▸ **What you will do**
Give back all the data exactly, line by line.

(Records from a collection of figures)
** BEGIN **
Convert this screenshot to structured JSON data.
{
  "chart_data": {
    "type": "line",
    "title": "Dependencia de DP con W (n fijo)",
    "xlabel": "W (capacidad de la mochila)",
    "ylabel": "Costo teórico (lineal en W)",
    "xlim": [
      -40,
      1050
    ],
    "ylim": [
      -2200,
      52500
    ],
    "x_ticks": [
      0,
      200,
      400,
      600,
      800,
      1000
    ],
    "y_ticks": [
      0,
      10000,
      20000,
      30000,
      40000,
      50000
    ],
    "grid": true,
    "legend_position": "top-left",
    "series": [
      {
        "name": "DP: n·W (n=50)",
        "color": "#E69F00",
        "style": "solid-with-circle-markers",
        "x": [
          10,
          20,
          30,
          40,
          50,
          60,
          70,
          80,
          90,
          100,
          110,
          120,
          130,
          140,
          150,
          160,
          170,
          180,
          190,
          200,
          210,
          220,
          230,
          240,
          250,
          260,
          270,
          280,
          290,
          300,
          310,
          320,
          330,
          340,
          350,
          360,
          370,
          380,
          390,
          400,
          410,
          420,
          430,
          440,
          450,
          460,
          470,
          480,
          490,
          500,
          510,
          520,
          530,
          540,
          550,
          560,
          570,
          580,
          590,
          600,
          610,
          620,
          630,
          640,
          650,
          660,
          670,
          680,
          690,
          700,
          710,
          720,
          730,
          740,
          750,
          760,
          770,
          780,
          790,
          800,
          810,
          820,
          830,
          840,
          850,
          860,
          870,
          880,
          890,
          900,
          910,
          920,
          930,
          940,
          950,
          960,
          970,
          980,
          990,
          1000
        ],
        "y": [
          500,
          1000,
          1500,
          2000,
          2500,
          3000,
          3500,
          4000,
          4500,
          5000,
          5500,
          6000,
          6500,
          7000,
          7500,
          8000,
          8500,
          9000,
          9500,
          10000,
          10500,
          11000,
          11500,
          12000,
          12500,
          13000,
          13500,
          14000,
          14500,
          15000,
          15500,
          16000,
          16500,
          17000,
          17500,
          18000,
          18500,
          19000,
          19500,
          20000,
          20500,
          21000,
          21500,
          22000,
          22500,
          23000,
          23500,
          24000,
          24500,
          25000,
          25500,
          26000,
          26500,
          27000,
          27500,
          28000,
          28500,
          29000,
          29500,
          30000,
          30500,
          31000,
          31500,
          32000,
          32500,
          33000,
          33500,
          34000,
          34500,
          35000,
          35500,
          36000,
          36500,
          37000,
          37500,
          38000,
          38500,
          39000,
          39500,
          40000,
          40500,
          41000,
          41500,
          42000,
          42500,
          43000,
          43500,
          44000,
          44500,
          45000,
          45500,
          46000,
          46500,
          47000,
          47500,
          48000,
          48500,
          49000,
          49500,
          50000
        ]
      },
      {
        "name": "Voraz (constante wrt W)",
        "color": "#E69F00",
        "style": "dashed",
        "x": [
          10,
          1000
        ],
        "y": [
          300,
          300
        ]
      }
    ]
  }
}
** END **
▸ **The completed task**
Convert this screenshot to structured JSON data.
{
  "chart_data": {
    "type": "line",
    "title": "Dependencia de DP con W (n fijo)",
    "xlabel": "W (capacidad de la mochila)",
    "ylabel": "Costo teórico (lineal en W)",
    "xlim": [
      -40,
      1050
    ],
    "ylim": [
      -2200,
      52500
    ],
    "x_ticks": [
      0,
      200,
      400,
      600,
      800,
      1000
    ],
    "y_ticks": [
      0,
      10000,
      20000,
      30000,
      40000,
      50000
    ],
    "grid": true,
    "legend_position": "top-left",
    "series": [
      {
        "name": "DP: n·W (n=50)",
        "color": "#E69F00",
        "style": "solid-with-circle-markers",
        "x": [
          10,
          20,
          30,
          40,
          50,
          60,
          70,
          80,
          90,
          100,
          110,
          120,
          130,
          140,
          150,
          160,
          170,
          180,
          190,
          200,
          210,
          220,
          230,
          240,
          250,
          260,
          270,
          280,
          290,
          300,
          310,
          320,
          330,
          340,
          350,
          360,
          370,
          380,
          390,
          400,
          410,
          420,
          430,
          440,
          450,
          460,
          470,
          480,
          490,
          500,
          510,
          520,
          530,
          540,
          550,
          560,
          570,
          580,
          590,
          600,
          610,
          620,
          630,
          640,
          650,
          660,
          670,
          680,
          690,
          700,
          710,
          720,
          730,
          740,
          750,
          760,
          770,
          780,
          790,
          800,
          810,
          820,
          830,
          840,
          850,
          860,
          870,
          880,
          890,
          900,
          910,
          920,
          930,
          940,
          950,
          960,
          970,
          980,
          990,
          1000
        ],
        "y": [
          500,
          1000,
          1500,
          2000,
          2500,
          3000,
          3500,
          4000,
          4500,
          5000,
          5500,
          6000,
          6500,
          7000,
          7500,
          8000,
          8500,
          9000,
          9500,
          10000,
          10500,
          11000,
          11500,
          12000,
          12500,
          13000,
          13500,
          14000,
          14500,
          15000,
          15500,
          16000,
          16500,
          17000,
          17500,
          18000,
          18500,
          19000,
          19500,
          20000,
          20500,
          21000,
          21500,
          22000,
          22500,
          23000,
          23500,
          24000,
          24500,
          25000,
          25500,
          26000,
          26500,
          27000,
          27500,
          28000,
          28500,
          29000,
          29500,
          30000,
          30500,
          31000,
          31500,
          32000,
          32500,
          33000,
          33500,
          34000,
          34500,
          35000,
          35500,
          36000,
          36500,
          37000,
          37500,
          38000,
          38500,
          39000,
          39500,
          40000,
          40500,
          41000,
          41500,
          42000,
          42500,
          43000,
          43500,
          44000,
          44500,
          45000,
          45500,
          46000,
          46500,
          47000,
          47500,
          48000,
          48500,
          49000,
          49500,
          50000
        ]
      },
      {
        "name": "Voraz (constante wrt W)",
        "color": "#E69F00",
        "style": "dashed",
        "x": [
          10,
          1000
        ],
        "y": [
          300,
          300
        ]
      }
    ]
  }
}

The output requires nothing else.